• [ITEMS]:
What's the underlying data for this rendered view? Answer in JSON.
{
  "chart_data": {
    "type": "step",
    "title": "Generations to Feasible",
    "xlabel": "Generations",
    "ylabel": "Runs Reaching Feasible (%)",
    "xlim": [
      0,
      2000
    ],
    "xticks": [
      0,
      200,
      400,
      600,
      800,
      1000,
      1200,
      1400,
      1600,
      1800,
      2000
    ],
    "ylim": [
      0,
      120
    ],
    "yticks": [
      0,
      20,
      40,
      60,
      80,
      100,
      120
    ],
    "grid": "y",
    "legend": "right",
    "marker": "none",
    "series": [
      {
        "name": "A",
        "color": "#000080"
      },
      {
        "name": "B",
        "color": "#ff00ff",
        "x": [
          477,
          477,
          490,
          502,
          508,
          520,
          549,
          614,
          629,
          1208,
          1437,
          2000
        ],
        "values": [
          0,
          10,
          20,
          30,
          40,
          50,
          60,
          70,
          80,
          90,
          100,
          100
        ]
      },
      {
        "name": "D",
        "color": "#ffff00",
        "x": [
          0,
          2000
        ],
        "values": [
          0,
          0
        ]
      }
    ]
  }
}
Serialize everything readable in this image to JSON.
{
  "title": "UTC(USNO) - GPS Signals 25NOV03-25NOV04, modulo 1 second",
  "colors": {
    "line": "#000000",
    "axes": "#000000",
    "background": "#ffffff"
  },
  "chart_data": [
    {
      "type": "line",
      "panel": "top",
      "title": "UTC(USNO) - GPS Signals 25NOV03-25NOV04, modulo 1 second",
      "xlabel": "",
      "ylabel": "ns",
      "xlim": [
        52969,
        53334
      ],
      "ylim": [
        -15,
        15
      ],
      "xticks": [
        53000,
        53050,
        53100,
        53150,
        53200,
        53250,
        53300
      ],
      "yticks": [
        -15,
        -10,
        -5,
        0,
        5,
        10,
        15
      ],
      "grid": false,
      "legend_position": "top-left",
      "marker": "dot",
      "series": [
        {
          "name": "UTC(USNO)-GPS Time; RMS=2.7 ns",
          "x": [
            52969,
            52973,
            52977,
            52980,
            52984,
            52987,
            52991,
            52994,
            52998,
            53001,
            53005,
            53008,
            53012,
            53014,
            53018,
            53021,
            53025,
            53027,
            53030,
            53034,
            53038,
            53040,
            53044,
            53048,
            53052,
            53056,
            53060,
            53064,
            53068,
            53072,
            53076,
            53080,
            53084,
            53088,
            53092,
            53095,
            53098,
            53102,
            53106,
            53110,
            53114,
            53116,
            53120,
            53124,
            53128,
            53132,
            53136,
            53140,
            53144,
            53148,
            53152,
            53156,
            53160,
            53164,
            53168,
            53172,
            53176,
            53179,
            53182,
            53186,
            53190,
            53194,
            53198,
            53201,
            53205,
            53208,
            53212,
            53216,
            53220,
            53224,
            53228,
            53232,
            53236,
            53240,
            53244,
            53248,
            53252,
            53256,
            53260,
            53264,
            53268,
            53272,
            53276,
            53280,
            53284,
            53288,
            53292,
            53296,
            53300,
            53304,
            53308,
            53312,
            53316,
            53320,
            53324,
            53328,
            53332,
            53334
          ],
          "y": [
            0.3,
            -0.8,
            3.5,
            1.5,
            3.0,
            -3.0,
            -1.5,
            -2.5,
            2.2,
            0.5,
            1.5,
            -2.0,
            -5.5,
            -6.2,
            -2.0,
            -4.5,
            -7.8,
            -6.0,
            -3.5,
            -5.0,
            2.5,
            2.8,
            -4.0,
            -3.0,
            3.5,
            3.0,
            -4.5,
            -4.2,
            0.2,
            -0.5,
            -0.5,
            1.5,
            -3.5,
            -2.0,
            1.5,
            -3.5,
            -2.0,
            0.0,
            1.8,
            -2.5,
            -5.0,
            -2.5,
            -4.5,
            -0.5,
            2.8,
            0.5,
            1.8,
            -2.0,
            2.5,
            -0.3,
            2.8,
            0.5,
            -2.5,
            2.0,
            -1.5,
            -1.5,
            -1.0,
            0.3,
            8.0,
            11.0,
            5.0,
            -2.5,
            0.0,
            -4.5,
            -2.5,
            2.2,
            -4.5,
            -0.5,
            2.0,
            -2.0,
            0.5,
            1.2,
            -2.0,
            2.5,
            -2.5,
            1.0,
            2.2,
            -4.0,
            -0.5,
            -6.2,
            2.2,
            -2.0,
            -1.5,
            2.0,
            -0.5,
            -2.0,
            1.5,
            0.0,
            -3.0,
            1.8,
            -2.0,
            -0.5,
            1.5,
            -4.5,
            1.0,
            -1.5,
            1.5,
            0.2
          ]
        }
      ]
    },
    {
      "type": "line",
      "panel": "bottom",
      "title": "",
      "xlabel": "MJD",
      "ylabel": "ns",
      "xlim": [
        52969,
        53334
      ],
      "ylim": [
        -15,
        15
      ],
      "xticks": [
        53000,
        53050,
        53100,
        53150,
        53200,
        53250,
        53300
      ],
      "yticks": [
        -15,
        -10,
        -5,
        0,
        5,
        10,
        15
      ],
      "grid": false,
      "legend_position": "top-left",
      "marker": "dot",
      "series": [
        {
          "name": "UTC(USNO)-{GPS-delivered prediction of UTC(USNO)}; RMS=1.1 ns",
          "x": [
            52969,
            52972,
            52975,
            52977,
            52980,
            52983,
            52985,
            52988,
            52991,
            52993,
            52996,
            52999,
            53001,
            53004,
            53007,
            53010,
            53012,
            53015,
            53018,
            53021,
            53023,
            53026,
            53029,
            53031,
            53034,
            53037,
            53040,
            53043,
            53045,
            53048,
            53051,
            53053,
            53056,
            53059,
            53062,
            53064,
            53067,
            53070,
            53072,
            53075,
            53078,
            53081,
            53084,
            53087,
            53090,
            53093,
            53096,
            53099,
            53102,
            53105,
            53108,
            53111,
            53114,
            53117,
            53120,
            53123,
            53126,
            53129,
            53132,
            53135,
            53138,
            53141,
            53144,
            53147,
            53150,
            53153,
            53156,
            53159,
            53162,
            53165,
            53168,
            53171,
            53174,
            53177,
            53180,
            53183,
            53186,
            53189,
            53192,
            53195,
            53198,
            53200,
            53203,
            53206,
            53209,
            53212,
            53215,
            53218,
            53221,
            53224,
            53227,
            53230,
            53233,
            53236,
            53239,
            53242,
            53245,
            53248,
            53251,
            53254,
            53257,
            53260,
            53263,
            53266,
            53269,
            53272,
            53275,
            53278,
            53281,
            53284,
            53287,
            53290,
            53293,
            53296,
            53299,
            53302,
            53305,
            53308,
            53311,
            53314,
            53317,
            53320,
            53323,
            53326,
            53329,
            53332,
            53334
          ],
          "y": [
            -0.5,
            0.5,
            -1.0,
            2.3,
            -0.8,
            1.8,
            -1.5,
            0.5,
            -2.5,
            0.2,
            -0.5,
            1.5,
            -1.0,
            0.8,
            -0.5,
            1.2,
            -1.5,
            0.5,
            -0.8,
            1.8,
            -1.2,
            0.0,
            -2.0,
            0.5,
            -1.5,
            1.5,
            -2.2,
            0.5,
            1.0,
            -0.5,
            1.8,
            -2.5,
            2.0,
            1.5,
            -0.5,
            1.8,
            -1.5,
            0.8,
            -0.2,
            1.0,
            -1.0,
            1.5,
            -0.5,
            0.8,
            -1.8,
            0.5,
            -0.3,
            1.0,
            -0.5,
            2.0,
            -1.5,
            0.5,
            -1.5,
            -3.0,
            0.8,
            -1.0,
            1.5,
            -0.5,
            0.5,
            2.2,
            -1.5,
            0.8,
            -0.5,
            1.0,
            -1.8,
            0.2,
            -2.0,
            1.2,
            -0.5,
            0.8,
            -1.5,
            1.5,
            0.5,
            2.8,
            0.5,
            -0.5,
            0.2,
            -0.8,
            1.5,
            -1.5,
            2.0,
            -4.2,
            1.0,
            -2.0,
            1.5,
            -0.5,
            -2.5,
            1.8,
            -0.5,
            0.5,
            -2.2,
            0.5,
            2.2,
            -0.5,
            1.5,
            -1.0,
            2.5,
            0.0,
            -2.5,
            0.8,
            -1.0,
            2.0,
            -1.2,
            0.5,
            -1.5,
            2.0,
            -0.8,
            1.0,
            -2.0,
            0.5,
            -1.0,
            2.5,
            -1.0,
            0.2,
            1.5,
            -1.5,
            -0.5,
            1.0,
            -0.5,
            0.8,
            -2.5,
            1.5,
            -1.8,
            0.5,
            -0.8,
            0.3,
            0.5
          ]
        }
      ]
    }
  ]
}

• [DIRECTIVE]:
Using the material above, copy every line in which the string "USNO" occurs.

• [OUTPUT OF THE TASK]:
  "title": "UTC(USNO) - GPS Signals 25NOV03-25NOV04, modulo 1 second",
      "title": "UTC(USNO) - GPS Signals 25NOV03-25NOV04, modulo 1 second",
          "name": "UTC(USNO)-GPS Time; RMS=2.7 ns",
          "name": "UTC(USNO)-{GPS-delivered prediction of UTC(USNO)}; RMS=1.1 ns",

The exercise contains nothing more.